[Requirement] Can you turn the items, starting at their first line and ending at the line that contains "381, 522, 422]", into a JSON list of strings with one string per line and blank lines omitted?

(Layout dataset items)
__________________________________________________
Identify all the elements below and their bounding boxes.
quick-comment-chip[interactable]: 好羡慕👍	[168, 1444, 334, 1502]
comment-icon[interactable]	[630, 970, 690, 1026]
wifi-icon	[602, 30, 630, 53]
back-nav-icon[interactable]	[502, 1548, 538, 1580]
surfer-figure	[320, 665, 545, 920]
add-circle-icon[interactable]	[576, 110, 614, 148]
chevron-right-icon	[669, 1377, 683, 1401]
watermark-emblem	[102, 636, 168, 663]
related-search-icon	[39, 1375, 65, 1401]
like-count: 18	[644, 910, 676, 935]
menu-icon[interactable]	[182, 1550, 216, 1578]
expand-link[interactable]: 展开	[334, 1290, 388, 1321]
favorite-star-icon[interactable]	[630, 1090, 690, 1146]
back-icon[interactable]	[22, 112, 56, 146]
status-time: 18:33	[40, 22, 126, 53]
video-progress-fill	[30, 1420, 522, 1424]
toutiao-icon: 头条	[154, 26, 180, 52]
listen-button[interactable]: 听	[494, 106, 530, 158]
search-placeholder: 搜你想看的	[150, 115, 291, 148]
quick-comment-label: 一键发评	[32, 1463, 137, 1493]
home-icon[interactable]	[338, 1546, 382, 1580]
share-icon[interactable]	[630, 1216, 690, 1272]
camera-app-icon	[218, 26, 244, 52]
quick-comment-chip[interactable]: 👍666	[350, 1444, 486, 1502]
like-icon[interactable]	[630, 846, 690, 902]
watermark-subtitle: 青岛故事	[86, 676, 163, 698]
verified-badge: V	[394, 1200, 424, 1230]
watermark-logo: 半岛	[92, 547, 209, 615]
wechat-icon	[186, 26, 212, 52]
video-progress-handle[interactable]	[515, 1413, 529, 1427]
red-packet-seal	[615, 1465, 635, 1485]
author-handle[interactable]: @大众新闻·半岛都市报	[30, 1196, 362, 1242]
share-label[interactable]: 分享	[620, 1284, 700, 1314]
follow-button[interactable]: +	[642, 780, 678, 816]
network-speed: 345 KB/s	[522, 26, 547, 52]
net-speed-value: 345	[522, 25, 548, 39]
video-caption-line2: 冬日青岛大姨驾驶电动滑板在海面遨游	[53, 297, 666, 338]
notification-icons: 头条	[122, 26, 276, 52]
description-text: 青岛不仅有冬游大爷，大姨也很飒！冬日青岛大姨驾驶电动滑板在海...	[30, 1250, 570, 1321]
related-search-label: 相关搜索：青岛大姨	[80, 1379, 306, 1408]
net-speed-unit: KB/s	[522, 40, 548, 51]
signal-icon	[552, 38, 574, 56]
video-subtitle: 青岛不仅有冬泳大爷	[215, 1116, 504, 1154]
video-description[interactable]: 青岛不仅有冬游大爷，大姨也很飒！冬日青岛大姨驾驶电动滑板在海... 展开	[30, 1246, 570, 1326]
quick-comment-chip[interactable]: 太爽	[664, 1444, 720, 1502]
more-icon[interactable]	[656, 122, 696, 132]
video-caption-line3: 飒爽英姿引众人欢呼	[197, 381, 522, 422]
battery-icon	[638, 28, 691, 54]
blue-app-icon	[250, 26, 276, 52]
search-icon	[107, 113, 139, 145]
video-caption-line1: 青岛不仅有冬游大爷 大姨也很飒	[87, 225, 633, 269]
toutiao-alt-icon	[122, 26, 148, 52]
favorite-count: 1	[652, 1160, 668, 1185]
__________________________________________________
[Answer below]
[
  "Identify all the elements below and their bounding boxes.",
  "quick-comment-chip[interactable]: 好羡慕👍\t[168, 1444, 334, 1502]",
  "comment-icon[interactable]\t[630, 970, 690, 1026]",
  "wifi-icon\t[602, 30, 630, 53]",
  "back-nav-icon[interactable]\t[502, 1548, 538, 1580]",
  "surfer-figure\t[320, 665, 545, 920]",
  "add-circle-icon[interactable]\t[576, 110, 614, 148]",
  "chevron-right-icon\t[669, 1377, 683, 1401]",
  "watermark-emblem\t[102, 636, 168, 663]",
  "related-search-icon\t[39, 1375, 65, 1401]",
  "like-count: 18\t[644, 910, 676, 935]",
  "menu-icon[interactable]\t[182, 1550, 216, 1578]",
  "expand-link[interactable]: 展开\t[334, 1290, 388, 1321]",
  "favorite-star-icon[interactable]\t[630, 1090, 690, 1146]",
  "back-icon[interactable]\t[22, 112, 56, 146]",
  "status-time: 18:33\t[40, 22, 126, 53]",
  "video-progress-fill\t[30, 1420, 522, 1424]",
  "toutiao-icon: 头条\t[154, 26, 180, 52]",
  "listen-button[interactable]: 听\t[494, 106, 530, 158]",
  "search-placeholder: 搜你想看的\t[150, 115, 291, 148]",
  "quick-comment-label: 一键发评\t[32, 1463, 137, 1493]",
  "home-icon[interactable]\t[338, 1546, 382, 1580]",
  "share-icon[interactable]\t[630, 1216, 690, 1272]",
  "camera-app-icon\t[218, 26, 244, 52]",
  "quick-comment-chip[interactable]: 👍666\t[350, 1444, 486, 1502]",
  "like-icon[interactable]\t[630, 846, 690, 902]",
  "watermark-subtitle: 青岛故事\t[86, 676, 163, 698]",
  "verified-badge: V\t[394, 1200, 424, 1230]",
  "watermark-logo: 半岛\t[92, 547, 209, 615]",
  "wechat-icon\t[186, 26, 212, 52]",
  "video-progress-handle[interactable]\t[515, 1413, 529, 1427]",
  "red-packet-seal\t[615, 1465, 635, 1485]",
  "author-handle[interactable]: @大众新闻·半岛都市报\t[30, 1196, 362, 1242]",
  "share-label[interactable]: 分享\t[620, 1284, 700, 1314]",
  "follow-button[interactable]: +\t[642, 780, 678, 816]",
  "network-speed: 345 KB/s\t[522, 26, 547, 52]",
  "net-speed-value: 345\t[522, 25, 548, 39]",
  "video-caption-line2: 冬日青岛大姨驾驶电动滑板在海面遨游\t[53, 297, 666, 338]",
  "notification-icons: 头条\t[122, 26, 276, 52]",
  "description-text: 青岛不仅有冬游大爷，大姨也很飒！冬日青岛大姨驾驶电动滑板在海...\t[30, 1250, 570, 1321]",
  "related-search-label: 相关搜索：青岛大姨\t[80, 1379, 306, 1408]",
  "net-speed-unit: KB/s\t[522, 40, 548, 51]",
  "signal-icon\t[552, 38, 574, 56]",
  "video-subtitle: 青岛不仅有冬泳大爷\t[215, 1116, 504, 1154]",
  "video-description[interactable]: 青岛不仅有冬游大爷，大姨也很飒！冬日青岛大姨驾驶电动滑板在海... 展开\t[30, 1246, 570, 1326]",
  "quick-comment-chip[interactable]: 太爽\t[664, 1444, 720, 1502]",
  "more-icon[interactable]\t[656, 122, 696, 132]",
  "video-caption-line3: 飒爽英姿引众人欢呼\t[197, 381, 522, 422]"
]